ACTIVITY:
Retype the whole listing below, character for character.

★ ★ ★ ★ ★ ★ ★

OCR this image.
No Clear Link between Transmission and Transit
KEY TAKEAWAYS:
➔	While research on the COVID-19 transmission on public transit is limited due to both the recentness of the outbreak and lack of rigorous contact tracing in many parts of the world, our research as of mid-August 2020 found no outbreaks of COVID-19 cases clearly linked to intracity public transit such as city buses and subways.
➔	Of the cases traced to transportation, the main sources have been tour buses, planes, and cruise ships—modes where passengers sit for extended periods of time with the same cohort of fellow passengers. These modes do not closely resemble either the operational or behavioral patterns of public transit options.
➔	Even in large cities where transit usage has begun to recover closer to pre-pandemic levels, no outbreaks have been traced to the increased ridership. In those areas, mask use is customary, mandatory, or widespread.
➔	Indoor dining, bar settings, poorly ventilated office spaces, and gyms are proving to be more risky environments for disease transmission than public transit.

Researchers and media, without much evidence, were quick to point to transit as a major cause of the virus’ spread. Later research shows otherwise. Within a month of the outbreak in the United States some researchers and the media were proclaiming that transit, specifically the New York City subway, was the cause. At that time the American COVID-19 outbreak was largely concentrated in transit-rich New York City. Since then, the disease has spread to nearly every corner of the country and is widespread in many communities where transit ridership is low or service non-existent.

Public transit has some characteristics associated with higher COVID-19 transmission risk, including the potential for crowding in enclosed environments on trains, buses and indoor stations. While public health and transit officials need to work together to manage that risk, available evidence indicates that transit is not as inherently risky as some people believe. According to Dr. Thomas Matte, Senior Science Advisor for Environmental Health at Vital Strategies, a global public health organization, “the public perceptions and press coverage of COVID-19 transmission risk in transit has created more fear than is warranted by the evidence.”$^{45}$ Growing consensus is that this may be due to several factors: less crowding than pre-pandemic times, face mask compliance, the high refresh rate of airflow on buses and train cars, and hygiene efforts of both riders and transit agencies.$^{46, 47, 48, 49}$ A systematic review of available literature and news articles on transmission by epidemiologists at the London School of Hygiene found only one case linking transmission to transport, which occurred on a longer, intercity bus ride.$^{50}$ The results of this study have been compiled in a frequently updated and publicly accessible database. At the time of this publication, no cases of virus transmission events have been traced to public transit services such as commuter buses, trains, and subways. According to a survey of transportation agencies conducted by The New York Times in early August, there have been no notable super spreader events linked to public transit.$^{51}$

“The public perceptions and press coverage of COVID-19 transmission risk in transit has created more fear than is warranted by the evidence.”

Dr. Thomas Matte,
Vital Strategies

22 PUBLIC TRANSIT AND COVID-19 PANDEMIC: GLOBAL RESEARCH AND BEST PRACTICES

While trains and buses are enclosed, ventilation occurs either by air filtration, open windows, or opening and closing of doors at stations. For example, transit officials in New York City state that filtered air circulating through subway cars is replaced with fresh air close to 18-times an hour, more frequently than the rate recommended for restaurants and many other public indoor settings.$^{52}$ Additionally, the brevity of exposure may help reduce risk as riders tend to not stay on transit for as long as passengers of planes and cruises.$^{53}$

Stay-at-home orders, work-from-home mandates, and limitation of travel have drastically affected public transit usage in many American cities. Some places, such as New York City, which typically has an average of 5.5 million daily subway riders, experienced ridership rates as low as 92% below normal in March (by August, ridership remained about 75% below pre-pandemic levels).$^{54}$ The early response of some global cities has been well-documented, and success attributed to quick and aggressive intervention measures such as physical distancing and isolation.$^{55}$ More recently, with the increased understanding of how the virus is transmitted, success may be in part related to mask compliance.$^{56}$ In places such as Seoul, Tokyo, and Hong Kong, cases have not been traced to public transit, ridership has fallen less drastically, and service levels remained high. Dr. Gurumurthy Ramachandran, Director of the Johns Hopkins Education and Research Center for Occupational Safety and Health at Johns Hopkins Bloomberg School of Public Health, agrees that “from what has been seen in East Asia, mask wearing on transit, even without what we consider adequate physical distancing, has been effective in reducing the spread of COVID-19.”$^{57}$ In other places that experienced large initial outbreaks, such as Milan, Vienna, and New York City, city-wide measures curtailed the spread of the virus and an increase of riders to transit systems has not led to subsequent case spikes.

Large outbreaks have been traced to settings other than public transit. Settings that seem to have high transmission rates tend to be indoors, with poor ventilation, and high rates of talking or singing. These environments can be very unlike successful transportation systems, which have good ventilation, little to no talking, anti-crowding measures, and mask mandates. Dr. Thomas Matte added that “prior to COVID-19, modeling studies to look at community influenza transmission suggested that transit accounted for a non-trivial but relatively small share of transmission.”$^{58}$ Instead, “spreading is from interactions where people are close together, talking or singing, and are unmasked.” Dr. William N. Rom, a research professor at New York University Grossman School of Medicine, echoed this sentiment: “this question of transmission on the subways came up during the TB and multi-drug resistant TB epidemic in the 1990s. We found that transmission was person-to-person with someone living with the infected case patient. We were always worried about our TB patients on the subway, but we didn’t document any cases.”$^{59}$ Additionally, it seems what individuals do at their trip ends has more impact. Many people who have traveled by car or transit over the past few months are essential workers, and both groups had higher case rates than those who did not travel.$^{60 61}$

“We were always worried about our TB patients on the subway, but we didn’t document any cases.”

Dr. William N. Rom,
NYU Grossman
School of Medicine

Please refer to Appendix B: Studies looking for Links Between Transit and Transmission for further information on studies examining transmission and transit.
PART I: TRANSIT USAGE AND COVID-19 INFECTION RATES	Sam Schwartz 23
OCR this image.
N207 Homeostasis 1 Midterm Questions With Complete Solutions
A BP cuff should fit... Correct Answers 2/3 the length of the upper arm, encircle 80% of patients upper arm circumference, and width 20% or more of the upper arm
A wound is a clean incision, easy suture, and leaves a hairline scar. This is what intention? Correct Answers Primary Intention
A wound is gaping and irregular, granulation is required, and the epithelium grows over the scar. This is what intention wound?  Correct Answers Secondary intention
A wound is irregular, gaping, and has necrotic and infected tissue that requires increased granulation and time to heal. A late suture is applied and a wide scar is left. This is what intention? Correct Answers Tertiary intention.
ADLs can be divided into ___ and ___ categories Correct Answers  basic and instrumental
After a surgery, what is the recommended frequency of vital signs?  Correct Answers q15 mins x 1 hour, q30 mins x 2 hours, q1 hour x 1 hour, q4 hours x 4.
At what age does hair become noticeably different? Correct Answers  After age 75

★ ★ ★ ★ ★ ★ ★

THE COMPLETED TASK:
OCR this image.
No Clear Link between Transmission and Transit
KEY TAKEAWAYS:
➔	While research on the COVID-19 transmission on public transit is limited due to both the recentness of the outbreak and lack of rigorous contact tracing in many parts of the world, our research as of mid-August 2020 found no outbreaks of COVID-19 cases clearly linked to intracity public transit such as city buses and subways.
➔	Of the cases traced to transportation, the main sources have been tour buses, planes, and cruise ships—modes where passengers sit for extended periods of time with the same cohort of fellow passengers. These modes do not closely resemble either the operational or behavioral patterns of public transit options.
➔	Even in large cities where transit usage has begun to recover closer to pre-pandemic levels, no outbreaks have been traced to the increased ridership. In those areas, mask use is customary, mandatory, or widespread.
➔	Indoor dining, bar settings, poorly ventilated office spaces, and gyms are proving to be more risky environments for disease transmission than public transit.

Researchers and media, without much evidence, were quick to point to transit as a major cause of the virus’ spread. Later research shows otherwise. Within a month of the outbreak in the United States some researchers and the media were proclaiming that transit, specifically the New York City subway, was the cause. At that time the American COVID-19 outbreak was largely concentrated in transit-rich New York City. Since then, the disease has spread to nearly every corner of the country and is widespread in many communities where transit ridership is low or service non-existent.

Public transit has some characteristics associated with higher COVID-19 transmission risk, including the potential for crowding in enclosed environments on trains, buses and indoor stations. While public health and transit officials need to work together to manage that risk, available evidence indicates that transit is not as inherently risky as some people believe. According to Dr. Thomas Matte, Senior Science Advisor for Environmental Health at Vital Strategies, a global public health organization, “the public perceptions and press coverage of COVID-19 transmission risk in transit has created more fear than is warranted by the evidence.”$^{45}$ Growing consensus is that this may be due to several factors: less crowding than pre-pandemic times, face mask compliance, the high refresh rate of airflow on buses and train cars, and hygiene efforts of both riders and transit agencies.$^{46, 47, 48, 49}$ A systematic review of available literature and news articles on transmission by epidemiologists at the London School of Hygiene found only one case linking transmission to transport, which occurred on a longer, intercity bus ride.$^{50}$ The results of this study have been compiled in a frequently updated and publicly accessible database. At the time of this publication, no cases of virus transmission events have been traced to public transit services such as commuter buses, trains, and subways. According to a survey of transportation agencies conducted by The New York Times in early August, there have been no notable super spreader events linked to public transit.$^{51}$

“The public perceptions and press coverage of COVID-19 transmission risk in transit has created more fear than is warranted by the evidence.”

Dr. Thomas Matte,
Vital Strategies

22 PUBLIC TRANSIT AND COVID-19 PANDEMIC: GLOBAL RESEARCH AND BEST PRACTICES

While trains and buses are enclosed, ventilation occurs either by air filtration, open windows, or opening and closing of doors at stations. For example, transit officials in New York City state that filtered air circulating through subway cars is replaced with fresh air close to 18-times an hour, more frequently than the rate recommended for restaurants and many other public indoor settings.$^{52}$ Additionally, the brevity of exposure may help reduce risk as riders tend to not stay on transit for as long as passengers of planes and cruises.$^{53}$

Stay-at-home orders, work-from-home mandates, and limitation of travel have drastically affected public transit usage in many American cities. Some places, such as New York City, which typically has an average of 5.5 million daily subway riders, experienced ridership rates as low as 92% below normal in March (by August, ridership remained about 75% below pre-pandemic levels).$^{54}$ The early response of some global cities has been well-documented, and success attributed to quick and aggressive intervention measures such as physical distancing and isolation.$^{55}$ More recently, with the increased understanding of how the virus is transmitted, success may be in part related to mask compliance.$^{56}$ In places such as Seoul, Tokyo, and Hong Kong, cases have not been traced to public transit, ridership has fallen less drastically, and service levels remained high. Dr. Gurumurthy Ramachandran, Director of the Johns Hopkins Education and Research Center for Occupational Safety and Health at Johns Hopkins Bloomberg School of Public Health, agrees that “from what has been seen in East Asia, mask wearing on transit, even without what we consider adequate physical distancing, has been effective in reducing the spread of COVID-19.”$^{57}$ In other places that experienced large initial outbreaks, such as Milan, Vienna, and New York City, city-wide measures curtailed the spread of the virus and an increase of riders to transit systems has not led to subsequent case spikes.

Large outbreaks have been traced to settings other than public transit. Settings that seem to have high transmission rates tend to be indoors, with poor ventilation, and high rates of talking or singing. These environments can be very unlike successful transportation systems, which have good ventilation, little to no talking, anti-crowding measures, and mask mandates. Dr. Thomas Matte added that “prior to COVID-19, modeling studies to look at community influenza transmission suggested that transit accounted for a non-trivial but relatively small share of transmission.”$^{58}$ Instead, “spreading is from interactions where people are close together, talking or singing, and are unmasked.” Dr. William N. Rom, a research professor at New York University Grossman School of Medicine, echoed this sentiment: “this question of transmission on the subways came up during the TB and multi-drug resistant TB epidemic in the 1990s. We found that transmission was person-to-person with someone living with the infected case patient. We were always worried about our TB patients on the subway, but we didn’t document any cases.”$^{59}$ Additionally, it seems what individuals do at their trip ends has more impact. Many people who have traveled by car or transit over the past few months are essential workers, and both groups had higher case rates than those who did not travel.$^{60 61}$

“We were always worried about our TB patients on the subway, but we didn’t document any cases.”

Dr. William N. Rom,
NYU Grossman
School of Medicine

Please refer to Appendix B: Studies looking for Links Between Transit and Transmission for further information on studies examining transmission and transit.
PART I: TRANSIT USAGE AND COVID-19 INFECTION RATES	Sam Schwartz 23
OCR this image.
N207 Homeostasis 1 Midterm Questions With Complete Solutions
A BP cuff should fit... Correct Answers 2/3 the length of the upper arm, encircle 80% of patients upper arm circumference, and width 20% or more of the upper arm
A wound is a clean incision, easy suture, and leaves a hairline scar. This is what intention? Correct Answers Primary Intention
A wound is gaping and irregular, granulation is required, and the epithelium grows over the scar. This is what intention wound?  Correct Answers Secondary intention
A wound is irregular, gaping, and has necrotic and infected tissue that requires increased granulation and time to heal. A late suture is applied and a wide scar is left. This is what intention? Correct Answers Tertiary intention.
ADLs can be divided into ___ and ___ categories Correct Answers  basic and instrumental
After a surgery, what is the recommended frequency of vital signs?  Correct Answers q15 mins x 1 hour, q30 mins x 2 hours, q1 hour x 1 hour, q4 hours x 4.
At what age does hair become noticeably different? Correct Answers  After age 75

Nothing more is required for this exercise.